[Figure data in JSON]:
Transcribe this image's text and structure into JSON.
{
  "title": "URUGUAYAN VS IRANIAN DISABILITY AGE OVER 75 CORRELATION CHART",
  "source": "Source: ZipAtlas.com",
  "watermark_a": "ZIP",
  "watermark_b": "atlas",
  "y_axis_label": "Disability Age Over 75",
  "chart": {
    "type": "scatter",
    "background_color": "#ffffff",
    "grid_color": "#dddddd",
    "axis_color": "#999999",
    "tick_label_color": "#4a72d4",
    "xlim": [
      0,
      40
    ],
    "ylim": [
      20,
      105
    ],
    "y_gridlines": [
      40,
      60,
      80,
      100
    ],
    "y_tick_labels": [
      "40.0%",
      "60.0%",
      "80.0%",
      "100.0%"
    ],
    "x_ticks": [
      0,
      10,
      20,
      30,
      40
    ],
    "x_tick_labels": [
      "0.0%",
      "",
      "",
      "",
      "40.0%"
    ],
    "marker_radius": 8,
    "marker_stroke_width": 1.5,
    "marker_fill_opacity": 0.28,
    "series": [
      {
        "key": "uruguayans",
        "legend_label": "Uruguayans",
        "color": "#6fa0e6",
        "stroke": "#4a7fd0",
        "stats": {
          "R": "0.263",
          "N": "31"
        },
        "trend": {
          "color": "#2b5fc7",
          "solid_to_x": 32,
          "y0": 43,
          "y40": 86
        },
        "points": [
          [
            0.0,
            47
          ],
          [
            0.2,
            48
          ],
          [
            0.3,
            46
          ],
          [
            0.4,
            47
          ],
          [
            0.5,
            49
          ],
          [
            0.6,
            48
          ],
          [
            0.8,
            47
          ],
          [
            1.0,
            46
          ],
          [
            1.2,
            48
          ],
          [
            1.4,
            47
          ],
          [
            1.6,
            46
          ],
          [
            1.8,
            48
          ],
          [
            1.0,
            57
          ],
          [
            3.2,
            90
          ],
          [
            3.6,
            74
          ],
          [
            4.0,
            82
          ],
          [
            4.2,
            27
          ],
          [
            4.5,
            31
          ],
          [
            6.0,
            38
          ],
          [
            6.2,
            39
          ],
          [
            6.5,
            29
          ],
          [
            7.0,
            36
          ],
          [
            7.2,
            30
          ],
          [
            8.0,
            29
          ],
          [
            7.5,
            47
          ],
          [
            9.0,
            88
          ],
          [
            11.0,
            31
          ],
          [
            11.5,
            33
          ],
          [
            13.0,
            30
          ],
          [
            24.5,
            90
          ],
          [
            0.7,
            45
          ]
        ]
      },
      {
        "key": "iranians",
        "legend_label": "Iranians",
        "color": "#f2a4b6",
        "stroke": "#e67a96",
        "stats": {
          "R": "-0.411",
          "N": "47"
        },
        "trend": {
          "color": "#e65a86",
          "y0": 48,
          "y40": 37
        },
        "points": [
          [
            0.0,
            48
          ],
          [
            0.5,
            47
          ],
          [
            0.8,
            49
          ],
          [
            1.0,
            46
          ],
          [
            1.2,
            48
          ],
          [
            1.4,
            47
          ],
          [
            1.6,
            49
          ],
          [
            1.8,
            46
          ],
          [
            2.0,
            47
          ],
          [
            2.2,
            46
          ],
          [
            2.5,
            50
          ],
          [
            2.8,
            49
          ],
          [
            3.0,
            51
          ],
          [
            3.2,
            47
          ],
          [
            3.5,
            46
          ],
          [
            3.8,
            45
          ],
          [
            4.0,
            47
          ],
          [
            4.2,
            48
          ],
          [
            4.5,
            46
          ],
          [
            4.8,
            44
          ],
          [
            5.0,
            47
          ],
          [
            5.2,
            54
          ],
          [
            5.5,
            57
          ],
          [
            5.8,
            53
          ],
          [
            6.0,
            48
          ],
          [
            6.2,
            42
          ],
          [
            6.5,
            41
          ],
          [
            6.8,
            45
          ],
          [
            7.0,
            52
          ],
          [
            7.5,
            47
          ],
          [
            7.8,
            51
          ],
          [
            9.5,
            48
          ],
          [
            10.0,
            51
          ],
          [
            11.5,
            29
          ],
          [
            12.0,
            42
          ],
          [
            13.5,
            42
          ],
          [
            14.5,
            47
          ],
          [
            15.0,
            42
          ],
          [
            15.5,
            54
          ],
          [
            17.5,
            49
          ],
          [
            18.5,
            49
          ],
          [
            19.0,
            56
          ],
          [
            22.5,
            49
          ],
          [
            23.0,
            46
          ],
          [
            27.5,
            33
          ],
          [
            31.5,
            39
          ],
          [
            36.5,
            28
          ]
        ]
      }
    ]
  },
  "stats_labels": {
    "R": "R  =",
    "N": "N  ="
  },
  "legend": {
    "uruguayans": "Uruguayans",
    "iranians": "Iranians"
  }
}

[SHORT PROBLEM]:
Reproduce each record exactly as it appears.

[RESULT OF THIS EXERCISE]:
Transcribe this image's text and structure into JSON.
{
  "title": "URUGUAYAN VS IRANIAN DISABILITY AGE OVER 75 CORRELATION CHART",
  "source": "Source: ZipAtlas.com",
  "watermark_a": "ZIP",
  "watermark_b": "atlas",
  "y_axis_label": "Disability Age Over 75",
  "chart": {
    "type": "scatter",
    "background_color": "#ffffff",
    "grid_color": "#dddddd",
    "axis_color": "#999999",
    "tick_label_color": "#4a72d4",
    "xlim": [
      0,
      40
    ],
    "ylim": [
      20,
      105
    ],
    "y_gridlines": [
      40,
      60,
      80,
      100
    ],
    "y_tick_labels": [
      "40.0%",
      "60.0%",
      "80.0%",
      "100.0%"
    ],
    "x_ticks": [
      0,
      10,
      20,
      30,
      40
    ],
    "x_tick_labels": [
      "0.0%",
      "",
      "",
      "",
      "40.0%"
    ],
    "marker_radius": 8,
    "marker_stroke_width": 1.5,
    "marker_fill_opacity": 0.28,
    "series": [
      {
        "key": "uruguayans",
        "legend_label": "Uruguayans",
        "color": "#6fa0e6",
        "stroke": "#4a7fd0",
        "stats": {
          "R": "0.263",
          "N": "31"
        },
        "trend": {
          "color": "#2b5fc7",
          "solid_to_x": 32,
          "y0": 43,
          "y40": 86
        },
        "points": [
          [
            0.0,
            47
          ],
          [
            0.2,
            48
          ],
          [
            0.3,
            46
          ],
          [
            0.4,
            47
          ],
          [
            0.5,
            49
          ],
          [
            0.6,
            48
          ],
          [
            0.8,
            47
          ],
          [
            1.0,
            46
          ],
          [
            1.2,
            48
          ],
          [
            1.4,
            47
          ],
          [
            1.6,
            46
          ],
          [
            1.8,
            48
          ],
          [
            1.0,
            57
          ],
          [
            3.2,
            90
          ],
          [
            3.6,
            74
          ],
          [
            4.0,
            82
          ],
          [
            4.2,
            27
          ],
          [
            4.5,
            31
          ],
          [
            6.0,
            38
          ],
          [
            6.2,
            39
          ],
          [
            6.5,
            29
          ],
          [
            7.0,
            36
          ],
          [
            7.2,
            30
          ],
          [
            8.0,
            29
          ],
          [
            7.5,
            47
          ],
          [
            9.0,
            88
          ],
          [
            11.0,
            31
          ],
          [
            11.5,
            33
          ],
          [
            13.0,
            30
          ],
          [
            24.5,
            90
          ],
          [
            0.7,
            45
          ]
        ]
      },
      {
        "key": "iranians",
        "legend_label": "Iranians",
        "color": "#f2a4b6",
        "stroke": "#e67a96",
        "stats": {
          "R": "-0.411",
          "N": "47"
        },
        "trend": {
          "color": "#e65a86",
          "y0": 48,
          "y40": 37
        },
        "points": [
          [
            0.0,
            48
          ],
          [
            0.5,
            47
          ],
          [
            0.8,
            49
          ],
          [
            1.0,
            46
          ],
          [
            1.2,
            48
          ],
          [
            1.4,
            47
          ],
          [
            1.6,
            49
          ],
          [
            1.8,
            46
          ],
          [
            2.0,
            47
          ],
          [
            2.2,
            46
          ],
          [
            2.5,
            50
          ],
          [
            2.8,
            49
          ],
          [
            3.0,
            51
          ],
          [
            3.2,
            47
          ],
          [
            3.5,
            46
          ],
          [
            3.8,
            45
          ],
          [
            4.0,
            47
          ],
          [
            4.2,
            48
          ],
          [
            4.5,
            46
          ],
          [
            4.8,
            44
          ],
          [
            5.0,
            47
          ],
          [
            5.2,
            54
          ],
          [
            5.5,
            57
          ],
          [
            5.8,
            53
          ],
          [
            6.0,
            48
          ],
          [
            6.2,
            42
          ],
          [
            6.5,
            41
          ],
          [
            6.8,
            45
          ],
          [
            7.0,
            52
          ],
          [
            7.5,
            47
          ],
          [
            7.8,
            51
          ],
          [
            9.5,
            48
          ],
          [
            10.0,
            51
          ],
          [
            11.5,
            29
          ],
          [
            12.0,
            42
          ],
          [
            13.5,
            42
          ],
          [
            14.5,
            47
          ],
          [
            15.0,
            42
          ],
          [
            15.5,
            54
          ],
          [
            17.5,
            49
          ],
          [
            18.5,
            49
          ],
          [
            19.0,
            56
          ],
          [
            22.5,
            49
          ],
          [
            23.0,
            46
          ],
          [
            27.5,
            33
          ],
          [
            31.5,
            39
          ],
          [
            36.5,
            28
          ]
        ]
      }
    ]
  },
  "stats_labels": {
    "R": "R  =",
    "N": "N  ="
  },
  "legend": {
    "uruguayans": "Uruguayans",
    "iranians": "Iranians"
  }
}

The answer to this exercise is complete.